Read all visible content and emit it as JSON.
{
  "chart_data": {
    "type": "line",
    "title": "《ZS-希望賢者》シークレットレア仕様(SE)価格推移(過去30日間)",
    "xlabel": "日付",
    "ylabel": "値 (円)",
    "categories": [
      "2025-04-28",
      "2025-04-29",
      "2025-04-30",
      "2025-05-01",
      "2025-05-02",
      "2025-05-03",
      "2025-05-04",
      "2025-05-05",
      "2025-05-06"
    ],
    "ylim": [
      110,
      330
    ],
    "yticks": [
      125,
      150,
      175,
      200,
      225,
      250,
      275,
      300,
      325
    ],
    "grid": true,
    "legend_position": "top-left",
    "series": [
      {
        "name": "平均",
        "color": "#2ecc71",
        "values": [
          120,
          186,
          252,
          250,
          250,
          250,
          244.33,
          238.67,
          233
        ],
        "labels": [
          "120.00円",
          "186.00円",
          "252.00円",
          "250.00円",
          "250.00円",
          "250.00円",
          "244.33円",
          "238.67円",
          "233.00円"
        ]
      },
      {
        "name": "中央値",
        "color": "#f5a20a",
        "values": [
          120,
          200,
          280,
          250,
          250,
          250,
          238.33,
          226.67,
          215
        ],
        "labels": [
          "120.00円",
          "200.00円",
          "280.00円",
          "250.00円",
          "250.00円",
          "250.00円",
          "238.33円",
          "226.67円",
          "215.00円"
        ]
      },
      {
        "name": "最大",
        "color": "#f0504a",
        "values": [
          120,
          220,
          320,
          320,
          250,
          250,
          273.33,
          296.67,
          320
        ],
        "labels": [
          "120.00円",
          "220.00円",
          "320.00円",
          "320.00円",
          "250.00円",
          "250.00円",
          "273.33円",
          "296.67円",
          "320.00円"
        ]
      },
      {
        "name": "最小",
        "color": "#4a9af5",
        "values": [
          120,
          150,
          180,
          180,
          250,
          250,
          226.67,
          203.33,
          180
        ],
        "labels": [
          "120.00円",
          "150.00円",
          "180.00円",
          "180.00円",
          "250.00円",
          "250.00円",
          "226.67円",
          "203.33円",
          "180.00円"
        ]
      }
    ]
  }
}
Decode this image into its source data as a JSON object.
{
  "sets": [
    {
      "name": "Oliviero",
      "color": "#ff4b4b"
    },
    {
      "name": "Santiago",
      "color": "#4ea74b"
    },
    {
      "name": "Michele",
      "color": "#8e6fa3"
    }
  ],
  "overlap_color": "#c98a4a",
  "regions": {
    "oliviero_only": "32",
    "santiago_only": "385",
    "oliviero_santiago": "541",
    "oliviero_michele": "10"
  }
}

▬▬▬

Go through the material above line by line and copy it exactly.

## Problem solution
Read all visible content and emit it as JSON.
{
  "chart_data": {
    "type": "line",
    "title": "《ZS-希望賢者》シークレットレア仕様(SE)価格推移(過去30日間)",
    "xlabel": "日付",
    "ylabel": "値 (円)",
    "categories": [
      "2025-04-28",
      "2025-04-29",
      "2025-04-30",
      "2025-05-01",
      "2025-05-02",
      "2025-05-03",
      "2025-05-04",
      "2025-05-05",
      "2025-05-06"
    ],
    "ylim": [
      110,
      330
    ],
    "yticks": [
      125,
      150,
      175,
      200,
      225,
      250,
      275,
      300,
      325
    ],
    "grid": true,
    "legend_position": "top-left",
    "series": [
      {
        "name": "平均",
        "color": "#2ecc71",
        "values": [
          120,
          186,
          252,
          250,
          250,
          250,
          244.33,
          238.67,
          233
        ],
        "labels": [
          "120.00円",
          "186.00円",
          "252.00円",
          "250.00円",
          "250.00円",
          "250.00円",
          "244.33円",
          "238.67円",
          "233.00円"
        ]
      },
      {
        "name": "中央値",
        "color": "#f5a20a",
        "values": [
          120,
          200,
          280,
          250,
          250,
          250,
          238.33,
          226.67,
          215
        ],
        "labels": [
          "120.00円",
          "200.00円",
          "280.00円",
          "250.00円",
          "250.00円",
          "250.00円",
          "238.33円",
          "226.67円",
          "215.00円"
        ]
      },
      {
        "name": "最大",
        "color": "#f0504a",
        "values": [
          120,
          220,
          320,
          320,
          250,
          250,
          273.33,
          296.67,
          320
        ],
        "labels": [
          "120.00円",
          "220.00円",
          "320.00円",
          "320.00円",
          "250.00円",
          "250.00円",
          "273.33円",
          "296.67円",
          "320.00円"
        ]
      },
      {
        "name": "最小",
        "color": "#4a9af5",
        "values": [
          120,
          150,
          180,
          180,
          250,
          250,
          226.67,
          203.33,
          180
        ],
        "labels": [
          "120.00円",
          "150.00円",
          "180.00円",
          "180.00円",
          "250.00円",
          "250.00円",
          "226.67円",
          "203.33円",
          "180.00円"
        ]
      }
    ]
  }
}
Decode this image into its source data as a JSON object.
{
  "sets": [
    {
      "name": "Oliviero",
      "color": "#ff4b4b"
    },
    {
      "name": "Santiago",
      "color": "#4ea74b"
    },
    {
      "name": "Michele",
      "color": "#8e6fa3"
    }
  ],
  "overlap_color": "#c98a4a",
  "regions": {
    "oliviero_only": "32",
    "santiago_only": "385",
    "oliviero_santiago": "541",
    "oliviero_michele": "10"
  }
}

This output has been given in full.